Exercise goal
Report the count, and only the count, of lines in the records that include the word "accel".

[Opening Data provided section]

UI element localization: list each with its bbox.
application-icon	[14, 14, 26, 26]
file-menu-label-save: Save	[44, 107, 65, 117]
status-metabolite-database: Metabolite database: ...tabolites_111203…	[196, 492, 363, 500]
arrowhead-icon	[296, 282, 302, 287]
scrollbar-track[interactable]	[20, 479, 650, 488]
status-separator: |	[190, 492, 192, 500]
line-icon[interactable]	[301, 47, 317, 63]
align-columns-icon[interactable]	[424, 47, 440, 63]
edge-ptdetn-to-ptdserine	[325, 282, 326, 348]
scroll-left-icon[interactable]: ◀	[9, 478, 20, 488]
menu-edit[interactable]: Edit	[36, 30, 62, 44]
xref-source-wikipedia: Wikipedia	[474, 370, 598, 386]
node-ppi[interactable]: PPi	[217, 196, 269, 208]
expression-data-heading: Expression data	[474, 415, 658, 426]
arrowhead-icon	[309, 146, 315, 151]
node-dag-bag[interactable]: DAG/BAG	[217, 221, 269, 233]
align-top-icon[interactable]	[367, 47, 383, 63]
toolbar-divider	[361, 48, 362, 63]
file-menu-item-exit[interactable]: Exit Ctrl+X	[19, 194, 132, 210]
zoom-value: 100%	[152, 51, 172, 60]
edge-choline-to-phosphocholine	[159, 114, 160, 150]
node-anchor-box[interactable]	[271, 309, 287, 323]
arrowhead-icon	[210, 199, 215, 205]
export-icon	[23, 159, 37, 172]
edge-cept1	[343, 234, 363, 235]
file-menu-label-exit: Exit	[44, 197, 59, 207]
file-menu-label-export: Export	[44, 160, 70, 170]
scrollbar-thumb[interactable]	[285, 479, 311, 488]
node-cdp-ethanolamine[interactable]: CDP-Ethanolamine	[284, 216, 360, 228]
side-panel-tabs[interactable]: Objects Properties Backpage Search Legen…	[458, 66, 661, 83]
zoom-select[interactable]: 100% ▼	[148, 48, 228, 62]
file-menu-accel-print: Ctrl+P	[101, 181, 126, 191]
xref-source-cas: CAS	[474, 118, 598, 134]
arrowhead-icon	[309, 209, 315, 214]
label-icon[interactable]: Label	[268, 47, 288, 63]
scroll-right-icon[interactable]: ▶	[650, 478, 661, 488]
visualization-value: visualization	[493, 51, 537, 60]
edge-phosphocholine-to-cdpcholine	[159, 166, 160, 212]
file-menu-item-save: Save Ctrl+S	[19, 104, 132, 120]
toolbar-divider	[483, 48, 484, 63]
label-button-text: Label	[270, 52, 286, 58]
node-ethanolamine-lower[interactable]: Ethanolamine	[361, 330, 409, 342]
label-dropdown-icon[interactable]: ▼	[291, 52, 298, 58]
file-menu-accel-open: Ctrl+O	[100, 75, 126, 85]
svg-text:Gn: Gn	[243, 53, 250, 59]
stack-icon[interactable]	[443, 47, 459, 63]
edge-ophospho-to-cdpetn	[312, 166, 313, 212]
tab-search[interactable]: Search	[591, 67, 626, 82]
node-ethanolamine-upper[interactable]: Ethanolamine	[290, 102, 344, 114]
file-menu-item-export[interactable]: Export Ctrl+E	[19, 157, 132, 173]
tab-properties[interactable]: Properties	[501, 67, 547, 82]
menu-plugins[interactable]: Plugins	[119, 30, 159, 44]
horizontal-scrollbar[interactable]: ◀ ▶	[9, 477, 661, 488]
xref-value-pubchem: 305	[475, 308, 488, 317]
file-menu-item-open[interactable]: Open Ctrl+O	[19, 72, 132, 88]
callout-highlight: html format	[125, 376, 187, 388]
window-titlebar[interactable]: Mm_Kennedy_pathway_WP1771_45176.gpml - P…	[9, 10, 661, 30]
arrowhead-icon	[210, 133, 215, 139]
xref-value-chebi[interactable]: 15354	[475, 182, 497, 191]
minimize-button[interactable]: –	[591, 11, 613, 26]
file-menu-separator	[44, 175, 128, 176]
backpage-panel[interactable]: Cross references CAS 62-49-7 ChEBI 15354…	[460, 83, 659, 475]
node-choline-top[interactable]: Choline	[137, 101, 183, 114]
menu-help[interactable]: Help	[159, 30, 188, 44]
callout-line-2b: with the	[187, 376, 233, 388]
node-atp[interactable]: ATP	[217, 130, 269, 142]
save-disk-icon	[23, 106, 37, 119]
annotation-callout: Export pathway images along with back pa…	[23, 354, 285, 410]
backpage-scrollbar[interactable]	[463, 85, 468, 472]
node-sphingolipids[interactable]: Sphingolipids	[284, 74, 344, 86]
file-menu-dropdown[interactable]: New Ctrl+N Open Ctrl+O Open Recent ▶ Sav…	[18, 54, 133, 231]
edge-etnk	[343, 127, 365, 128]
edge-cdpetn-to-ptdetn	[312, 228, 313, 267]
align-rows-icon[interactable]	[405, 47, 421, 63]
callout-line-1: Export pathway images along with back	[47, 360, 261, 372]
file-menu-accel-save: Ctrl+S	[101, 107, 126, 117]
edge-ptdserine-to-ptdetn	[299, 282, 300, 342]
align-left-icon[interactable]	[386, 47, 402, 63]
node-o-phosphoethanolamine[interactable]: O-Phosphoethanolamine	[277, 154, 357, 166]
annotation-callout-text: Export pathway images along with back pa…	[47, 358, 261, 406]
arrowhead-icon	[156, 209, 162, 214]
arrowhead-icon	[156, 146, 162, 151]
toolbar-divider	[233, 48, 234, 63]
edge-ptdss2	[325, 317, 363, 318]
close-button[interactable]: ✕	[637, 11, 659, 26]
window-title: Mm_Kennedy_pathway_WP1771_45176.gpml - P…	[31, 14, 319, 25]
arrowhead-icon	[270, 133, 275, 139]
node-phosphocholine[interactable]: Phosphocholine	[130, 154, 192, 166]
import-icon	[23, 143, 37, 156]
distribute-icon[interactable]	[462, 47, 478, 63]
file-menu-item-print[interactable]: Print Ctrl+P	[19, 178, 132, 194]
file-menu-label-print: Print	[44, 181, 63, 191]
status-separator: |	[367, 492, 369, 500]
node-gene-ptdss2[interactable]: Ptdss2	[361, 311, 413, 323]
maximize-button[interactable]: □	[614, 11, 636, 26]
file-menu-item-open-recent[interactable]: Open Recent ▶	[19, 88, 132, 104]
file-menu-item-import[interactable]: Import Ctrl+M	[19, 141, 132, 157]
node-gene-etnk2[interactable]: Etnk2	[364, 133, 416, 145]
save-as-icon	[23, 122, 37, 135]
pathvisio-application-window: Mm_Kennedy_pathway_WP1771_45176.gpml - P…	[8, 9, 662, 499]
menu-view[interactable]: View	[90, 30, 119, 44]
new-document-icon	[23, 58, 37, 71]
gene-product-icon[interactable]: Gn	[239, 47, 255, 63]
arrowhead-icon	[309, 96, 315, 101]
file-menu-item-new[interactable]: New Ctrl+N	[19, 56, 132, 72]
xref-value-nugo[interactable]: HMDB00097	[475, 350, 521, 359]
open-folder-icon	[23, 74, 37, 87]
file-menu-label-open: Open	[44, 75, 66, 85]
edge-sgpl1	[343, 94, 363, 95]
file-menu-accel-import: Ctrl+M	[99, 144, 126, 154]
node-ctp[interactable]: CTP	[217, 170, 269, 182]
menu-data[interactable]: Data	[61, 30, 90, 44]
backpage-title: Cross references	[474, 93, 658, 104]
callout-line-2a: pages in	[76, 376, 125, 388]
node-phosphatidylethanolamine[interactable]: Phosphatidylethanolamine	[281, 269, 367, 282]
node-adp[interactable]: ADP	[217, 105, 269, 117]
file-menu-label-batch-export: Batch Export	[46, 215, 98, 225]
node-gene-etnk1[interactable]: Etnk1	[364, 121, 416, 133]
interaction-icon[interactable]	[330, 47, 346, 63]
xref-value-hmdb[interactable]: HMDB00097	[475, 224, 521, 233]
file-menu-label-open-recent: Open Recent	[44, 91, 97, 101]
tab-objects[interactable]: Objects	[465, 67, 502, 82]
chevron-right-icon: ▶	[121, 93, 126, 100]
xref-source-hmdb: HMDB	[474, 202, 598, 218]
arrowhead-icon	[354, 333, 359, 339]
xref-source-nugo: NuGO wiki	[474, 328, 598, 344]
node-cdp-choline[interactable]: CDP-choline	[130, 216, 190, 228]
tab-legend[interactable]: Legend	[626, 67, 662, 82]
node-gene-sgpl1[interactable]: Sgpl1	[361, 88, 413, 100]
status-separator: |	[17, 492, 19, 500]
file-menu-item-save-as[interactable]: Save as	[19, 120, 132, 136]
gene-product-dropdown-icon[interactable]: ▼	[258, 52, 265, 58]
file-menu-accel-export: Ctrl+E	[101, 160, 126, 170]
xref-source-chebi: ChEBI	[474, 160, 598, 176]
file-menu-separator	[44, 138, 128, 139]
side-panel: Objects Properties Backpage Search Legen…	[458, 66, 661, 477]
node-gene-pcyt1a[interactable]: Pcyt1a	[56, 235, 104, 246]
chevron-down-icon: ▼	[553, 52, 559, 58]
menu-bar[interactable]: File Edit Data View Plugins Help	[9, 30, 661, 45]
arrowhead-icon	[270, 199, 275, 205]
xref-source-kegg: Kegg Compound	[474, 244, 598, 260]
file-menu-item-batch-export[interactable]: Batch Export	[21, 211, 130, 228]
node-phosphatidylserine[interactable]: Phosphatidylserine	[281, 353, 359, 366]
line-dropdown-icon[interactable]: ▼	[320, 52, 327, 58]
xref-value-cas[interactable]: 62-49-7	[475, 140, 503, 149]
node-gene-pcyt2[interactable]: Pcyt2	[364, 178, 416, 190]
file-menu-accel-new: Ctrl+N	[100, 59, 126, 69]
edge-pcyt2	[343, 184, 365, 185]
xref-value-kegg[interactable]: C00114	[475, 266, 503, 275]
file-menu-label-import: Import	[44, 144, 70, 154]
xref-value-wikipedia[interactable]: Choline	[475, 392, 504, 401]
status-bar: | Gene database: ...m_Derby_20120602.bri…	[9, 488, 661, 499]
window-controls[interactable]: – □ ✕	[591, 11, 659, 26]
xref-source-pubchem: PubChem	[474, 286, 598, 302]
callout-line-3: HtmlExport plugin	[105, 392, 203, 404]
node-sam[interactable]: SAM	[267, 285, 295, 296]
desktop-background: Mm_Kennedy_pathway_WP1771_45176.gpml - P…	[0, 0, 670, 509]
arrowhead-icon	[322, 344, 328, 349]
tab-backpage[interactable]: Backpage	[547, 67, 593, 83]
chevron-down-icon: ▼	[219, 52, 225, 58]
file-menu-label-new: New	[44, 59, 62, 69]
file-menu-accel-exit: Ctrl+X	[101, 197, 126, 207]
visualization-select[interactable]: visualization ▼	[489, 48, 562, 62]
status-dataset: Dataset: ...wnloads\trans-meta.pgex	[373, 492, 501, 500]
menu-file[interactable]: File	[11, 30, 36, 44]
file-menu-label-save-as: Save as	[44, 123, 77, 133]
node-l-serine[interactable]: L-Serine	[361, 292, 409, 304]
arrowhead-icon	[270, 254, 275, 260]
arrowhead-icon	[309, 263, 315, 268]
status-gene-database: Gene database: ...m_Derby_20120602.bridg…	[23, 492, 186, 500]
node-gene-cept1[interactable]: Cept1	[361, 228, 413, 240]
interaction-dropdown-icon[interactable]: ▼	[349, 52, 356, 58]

[Closing Data provided section]

Task output
7